> _Directions_
Output each line of the material exactly as it stands.

> _Extracted material_
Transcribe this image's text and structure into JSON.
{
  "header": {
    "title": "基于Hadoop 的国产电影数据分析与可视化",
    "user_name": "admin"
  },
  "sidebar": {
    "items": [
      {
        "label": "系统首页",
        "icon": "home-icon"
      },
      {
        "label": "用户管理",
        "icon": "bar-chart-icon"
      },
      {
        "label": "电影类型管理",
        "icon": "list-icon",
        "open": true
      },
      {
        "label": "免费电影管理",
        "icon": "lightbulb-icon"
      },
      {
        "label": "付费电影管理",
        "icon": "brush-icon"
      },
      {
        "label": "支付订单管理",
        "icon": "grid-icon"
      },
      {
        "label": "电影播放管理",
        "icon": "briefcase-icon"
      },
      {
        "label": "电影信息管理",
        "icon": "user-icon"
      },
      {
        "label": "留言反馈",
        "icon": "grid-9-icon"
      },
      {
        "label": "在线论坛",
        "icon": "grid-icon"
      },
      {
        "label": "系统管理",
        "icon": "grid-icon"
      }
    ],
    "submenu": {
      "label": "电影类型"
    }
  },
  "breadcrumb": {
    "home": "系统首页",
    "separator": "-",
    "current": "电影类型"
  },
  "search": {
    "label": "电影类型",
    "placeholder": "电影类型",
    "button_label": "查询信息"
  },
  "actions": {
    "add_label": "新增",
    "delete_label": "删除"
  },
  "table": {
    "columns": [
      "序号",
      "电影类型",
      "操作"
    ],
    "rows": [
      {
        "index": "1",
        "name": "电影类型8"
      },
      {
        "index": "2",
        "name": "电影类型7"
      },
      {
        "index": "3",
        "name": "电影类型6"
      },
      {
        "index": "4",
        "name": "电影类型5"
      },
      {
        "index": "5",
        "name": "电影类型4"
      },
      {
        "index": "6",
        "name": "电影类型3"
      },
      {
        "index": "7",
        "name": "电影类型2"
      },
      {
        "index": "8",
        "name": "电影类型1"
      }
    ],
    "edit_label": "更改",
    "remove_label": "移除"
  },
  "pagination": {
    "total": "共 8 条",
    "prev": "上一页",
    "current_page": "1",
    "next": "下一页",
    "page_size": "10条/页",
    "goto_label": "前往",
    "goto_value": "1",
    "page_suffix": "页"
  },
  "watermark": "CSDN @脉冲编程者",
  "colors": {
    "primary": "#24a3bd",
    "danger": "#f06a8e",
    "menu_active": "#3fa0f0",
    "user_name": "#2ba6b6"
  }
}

> _Solution for this exercise_
Transcribe this image's text and structure into JSON.
{
  "header": {
    "title": "基于Hadoop 的国产电影数据分析与可视化",
    "user_name": "admin"
  },
  "sidebar": {
    "items": [
      {
        "label": "系统首页",
        "icon": "home-icon"
      },
      {
        "label": "用户管理",
        "icon": "bar-chart-icon"
      },
      {
        "label": "电影类型管理",
        "icon": "list-icon",
        "open": true
      },
      {
        "label": "免费电影管理",
        "icon": "lightbulb-icon"
      },
      {
        "label": "付费电影管理",
        "icon": "brush-icon"
      },
      {
        "label": "支付订单管理",
        "icon": "grid-icon"
      },
      {
        "label": "电影播放管理",
        "icon": "briefcase-icon"
      },
      {
        "label": "电影信息管理",
        "icon": "user-icon"
      },
      {
        "label": "留言反馈",
        "icon": "grid-9-icon"
      },
      {
        "label": "在线论坛",
        "icon": "grid-icon"
      },
      {
        "label": "系统管理",
        "icon": "grid-icon"
      }
    ],
    "submenu": {
      "label": "电影类型"
    }
  },
  "breadcrumb": {
    "home": "系统首页",
    "separator": "-",
    "current": "电影类型"
  },
  "search": {
    "label": "电影类型",
    "placeholder": "电影类型",
    "button_label": "查询信息"
  },
  "actions": {
    "add_label": "新增",
    "delete_label": "删除"
  },
  "table": {
    "columns": [
      "序号",
      "电影类型",
      "操作"
    ],
    "rows": [
      {
        "index": "1",
        "name": "电影类型8"
      },
      {
        "index": "2",
        "name": "电影类型7"
      },
      {
        "index": "3",
        "name": "电影类型6"
      },
      {
        "index": "4",
        "name": "电影类型5"
      },
      {
        "index": "5",
        "name": "电影类型4"
      },
      {
        "index": "6",
        "name": "电影类型3"
      },
      {
        "index": "7",
        "name": "电影类型2"
      },
      {
        "index": "8",
        "name": "电影类型1"
      }
    ],
    "edit_label": "更改",
    "remove_label": "移除"
  },
  "pagination": {
    "total": "共 8 条",
    "prev": "上一页",
    "current_page": "1",
    "next": "下一页",
    "page_size": "10条/页",
    "goto_label": "前往",
    "goto_value": "1",
    "page_suffix": "页"
  },
  "watermark": "CSDN @脉冲编程者",
  "colors": {
    "primary": "#24a3bd",
    "danger": "#f06a8e",
    "menu_active": "#3fa0f0",
    "user_name": "#2ba6b6"
  }
}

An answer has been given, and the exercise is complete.